---------- 输入数据

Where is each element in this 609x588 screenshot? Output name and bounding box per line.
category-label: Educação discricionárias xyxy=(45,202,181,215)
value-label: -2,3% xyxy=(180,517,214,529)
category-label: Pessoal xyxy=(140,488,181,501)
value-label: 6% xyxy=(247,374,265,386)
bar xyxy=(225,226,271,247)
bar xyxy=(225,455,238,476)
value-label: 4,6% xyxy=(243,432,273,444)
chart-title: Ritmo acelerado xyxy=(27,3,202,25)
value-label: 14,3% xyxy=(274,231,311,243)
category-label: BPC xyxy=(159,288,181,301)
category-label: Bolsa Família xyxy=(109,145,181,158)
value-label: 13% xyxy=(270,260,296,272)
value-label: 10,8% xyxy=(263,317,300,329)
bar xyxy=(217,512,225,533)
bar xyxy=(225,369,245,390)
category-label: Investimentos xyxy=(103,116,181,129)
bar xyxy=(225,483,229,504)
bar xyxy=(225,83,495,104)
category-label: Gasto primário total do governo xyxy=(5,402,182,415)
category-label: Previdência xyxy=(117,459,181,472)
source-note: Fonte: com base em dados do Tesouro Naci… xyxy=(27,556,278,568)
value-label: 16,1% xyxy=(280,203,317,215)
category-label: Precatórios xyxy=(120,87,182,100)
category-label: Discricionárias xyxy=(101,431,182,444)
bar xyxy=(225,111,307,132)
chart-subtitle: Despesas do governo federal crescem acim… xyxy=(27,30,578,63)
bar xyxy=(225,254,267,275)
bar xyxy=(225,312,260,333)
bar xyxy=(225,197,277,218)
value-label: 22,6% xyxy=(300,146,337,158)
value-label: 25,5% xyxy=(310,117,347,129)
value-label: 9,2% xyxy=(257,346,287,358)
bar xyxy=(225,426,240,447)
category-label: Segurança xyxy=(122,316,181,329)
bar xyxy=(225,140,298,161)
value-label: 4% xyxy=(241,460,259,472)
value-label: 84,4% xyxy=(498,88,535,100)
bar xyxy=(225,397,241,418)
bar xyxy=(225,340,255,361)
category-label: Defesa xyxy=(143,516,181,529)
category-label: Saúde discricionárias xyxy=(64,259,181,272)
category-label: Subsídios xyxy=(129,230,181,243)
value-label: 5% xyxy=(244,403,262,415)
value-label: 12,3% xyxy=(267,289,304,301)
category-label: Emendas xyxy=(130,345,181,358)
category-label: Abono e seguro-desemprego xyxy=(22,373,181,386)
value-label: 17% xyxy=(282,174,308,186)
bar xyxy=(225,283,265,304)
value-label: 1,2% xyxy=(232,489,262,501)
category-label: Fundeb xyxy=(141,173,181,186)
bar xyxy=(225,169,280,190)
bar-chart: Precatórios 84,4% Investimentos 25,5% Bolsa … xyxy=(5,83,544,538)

--------------------

→ 任务要求
逐行照抄上面的全部记录，不增删或改动任何字符。

→ 参考答案
Where is each element in this 609x588 screenshot? Output name and bounding box per line.
category-label: Educação discricionárias xyxy=(45,202,181,215)
value-label: -2,3% xyxy=(180,517,214,529)
category-label: Pessoal xyxy=(140,488,181,501)
value-label: 6% xyxy=(247,374,265,386)
bar xyxy=(225,226,271,247)
bar xyxy=(225,455,238,476)
value-label: 4,6% xyxy=(243,432,273,444)
chart-title: Ritmo acelerado xyxy=(27,3,202,25)
value-label: 14,3% xyxy=(274,231,311,243)
category-label: BPC xyxy=(159,288,181,301)
category-label: Bolsa Família xyxy=(109,145,181,158)
value-label: 13% xyxy=(270,260,296,272)
value-label: 10,8% xyxy=(263,317,300,329)
bar xyxy=(217,512,225,533)
bar xyxy=(225,369,245,390)
category-label: Investimentos xyxy=(103,116,181,129)
bar xyxy=(225,483,229,504)
bar xyxy=(225,83,495,104)
category-label: Gasto primário total do governo xyxy=(5,402,182,415)
category-label: Previdência xyxy=(117,459,181,472)
source-note: Fonte: com base em dados do Tesouro Naci… xyxy=(27,556,278,568)
value-label: 16,1% xyxy=(280,203,317,215)
category-label: Precatórios xyxy=(120,87,182,100)
category-label: Discricionárias xyxy=(101,431,182,444)
bar xyxy=(225,111,307,132)
chart-subtitle: Despesas do governo federal crescem acim… xyxy=(27,30,578,63)
bar xyxy=(225,254,267,275)
bar xyxy=(225,312,260,333)
bar xyxy=(225,197,277,218)
value-label: 22,6% xyxy=(300,146,337,158)
value-label: 25,5% xyxy=(310,117,347,129)
value-label: 9,2% xyxy=(257,346,287,358)
bar xyxy=(225,426,240,447)
category-label: Segurança xyxy=(122,316,181,329)
bar xyxy=(225,140,298,161)
value-label: 4% xyxy=(241,460,259,472)
value-label: 84,4% xyxy=(498,88,535,100)
bar xyxy=(225,397,241,418)
bar xyxy=(225,340,255,361)
category-label: Defesa xyxy=(143,516,181,529)
category-label: Saúde discricionárias xyxy=(64,259,181,272)
category-label: Subsídios xyxy=(129,230,181,243)
value-label: 5% xyxy=(244,403,262,415)
value-label: 12,3% xyxy=(267,289,304,301)
category-label: Emendas xyxy=(130,345,181,358)
category-label: Abono e seguro-desemprego xyxy=(22,373,181,386)
value-label: 17% xyxy=(282,174,308,186)
bar xyxy=(225,283,265,304)
value-label: 1,2% xyxy=(232,489,262,501)
category-label: Fundeb xyxy=(141,173,181,186)
bar xyxy=(225,169,280,190)
bar-chart: Precatórios 84,4% Investimentos 25,5% Bolsa … xyxy=(5,83,544,538)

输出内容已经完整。